Set problem A -> In the commentary on Benedict and Judaism, what image does Saint Paul use for the relationship between Christians and Jews?
Set problem B -> Write the next part of the commentary on Benedict and Judaism, picking up after its final line.

Extracted text ->
= = = =

The difference is “profound and radical.” This return to fulfillment language after a several decade absence was already used in his homilies last year.

Benedict does seek to avoid any mutual hostility, rather to seek respect and love. His reason is because the separation of Judaism and Christianity is part of a mysterious plan on God’s part for some greater purpose. God gave the Jews an irrevocable gift. Why? We dont know. We do know that it has a productive role. This is the line of text for Christian theologians to crawl through to create a theology of Judaism. Even if Christians acknowledge separate covenants for Jews and Christians, they are not mutual since Christianity is the fulfillment of the Biblical promise. Expect speeches trying to give this paragraph a positive spin. And needless to say, none of this is from the Jewish perspective.

Saint Paul also uses the lovely image of the olive tree to describe the very close relationship between Christians and Jews: the Church of the Gentiles is like a wild olive shoot, grafted onto the good olive tree that is the people of the Covenant (cf. Rom 11:17-24). In other words, we draw our nourishment from the same spiritual roots. We encounter one another as brothers and sisters who at certain moments in their history have had a tense relationship, but are now
firmly committed to building bridges of lasting friendship.143
As Pope John Paul II said on another occasion: “ We have much in common. Together we can do much for peace, justice and for a more fraternal and more humane world ”.144

This is a paraphrase of Nosta Aetate paragraph four, but Moses and the prophets are not mentioned here. More importantly, it does it mention the vision of a reconciliation. It does acknowledge, albeit tersely, prior anti-Jewish attitudes. Now, there should be lasting friendship. Benedict has been firmly committed to friendship with the Jews, so Jews should have tackled more fundamental issues of historical anti-Jewish texts. Instead,we squandered our audiences and communications on a crazy excommunicated Bishop and on how Benedict’s speeches could be parsed for bad. We need to work together or peace, justice, and more fraternal and human world. Nothing specifically Jewish-Christian there.

I wish to state once more how much the Church values her dialogue with the Jews. Wherever it seems appropriate, it would be good to create opportunities for encounter and exchange in public as well as in private, and thus to promote growth in reciprocal knowledge, in mutual esteem and cooperation, also in the study of the sacred Scriptures.

Conclusion more dialogue and study of Scriptures. (For Jews who dont know that dialogue for Catholics is currently a generic term meaning everything from social action to soup kitchens to study of Jewish history to attending a Holocaust memorial, see Dialogue and Proclamation, section 3.

140 Propositio 29.
141 JOHN PAUL II, Message to the Chief Rabbi of Rome
(22 May 2004): Insegnamenti XXVII, 1 (2004), p. 655.
142 Cf. PONTIFICAL BIBLICAL COMMISSION, The Jewish People and their Sacred Scriptures in the Christian Bible (24 May 2001), 87: Enchiridion Vaticanum 20, No. 1150.

= = = =

Collected data ->
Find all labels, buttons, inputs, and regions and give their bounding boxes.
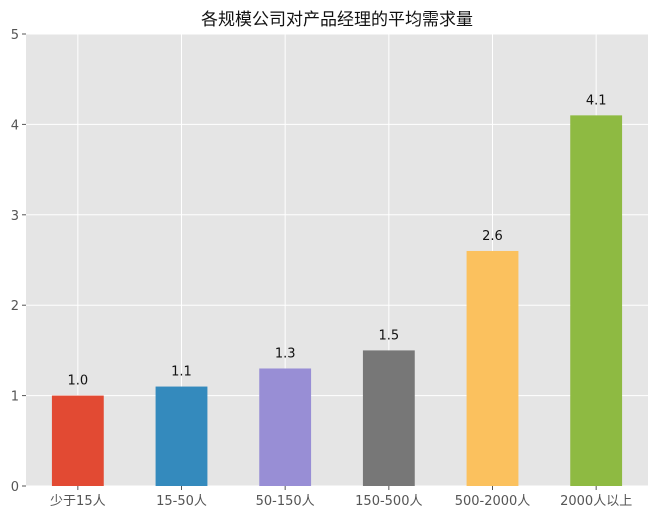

= = = =

Task output A -> The olive tree: the Church of the Gentiles is a wild olive shoot grafted onto the good olive tree, the people of the Covenant.

Task output B ->
143 Cf. BENEDICT XVI, Farewell Discourse at Ben Gurion International Airport in Tel Aviv (15 May 2009): Insegnamenti, V, 1 (2009), 847-849.
144 JOHN PAUL II, Address to the Chief Rabbis of Israel
(23 March 2000): Insegnamenti XXIII, 1 (2000), 434.

Benedict’s footnotes are reliant on his recent speeches. He does not use the more open to Judaism “Notes on the Correct Way to Present Jews and Judaism in Preaching and Catechesis in the Roman Catholic Church” Written by Commission for Religious Relations with the Jews from 1985. But we dont even hear “Jewish messianic expectation is not in vain” from Cardinal Ratzinger’s document cited in footnote 143.

On page 74, two pages before the section discussed above, Benedict wrote his transition to this section.He then seemingly inserted page 75 on a different topic, breaking the original transition).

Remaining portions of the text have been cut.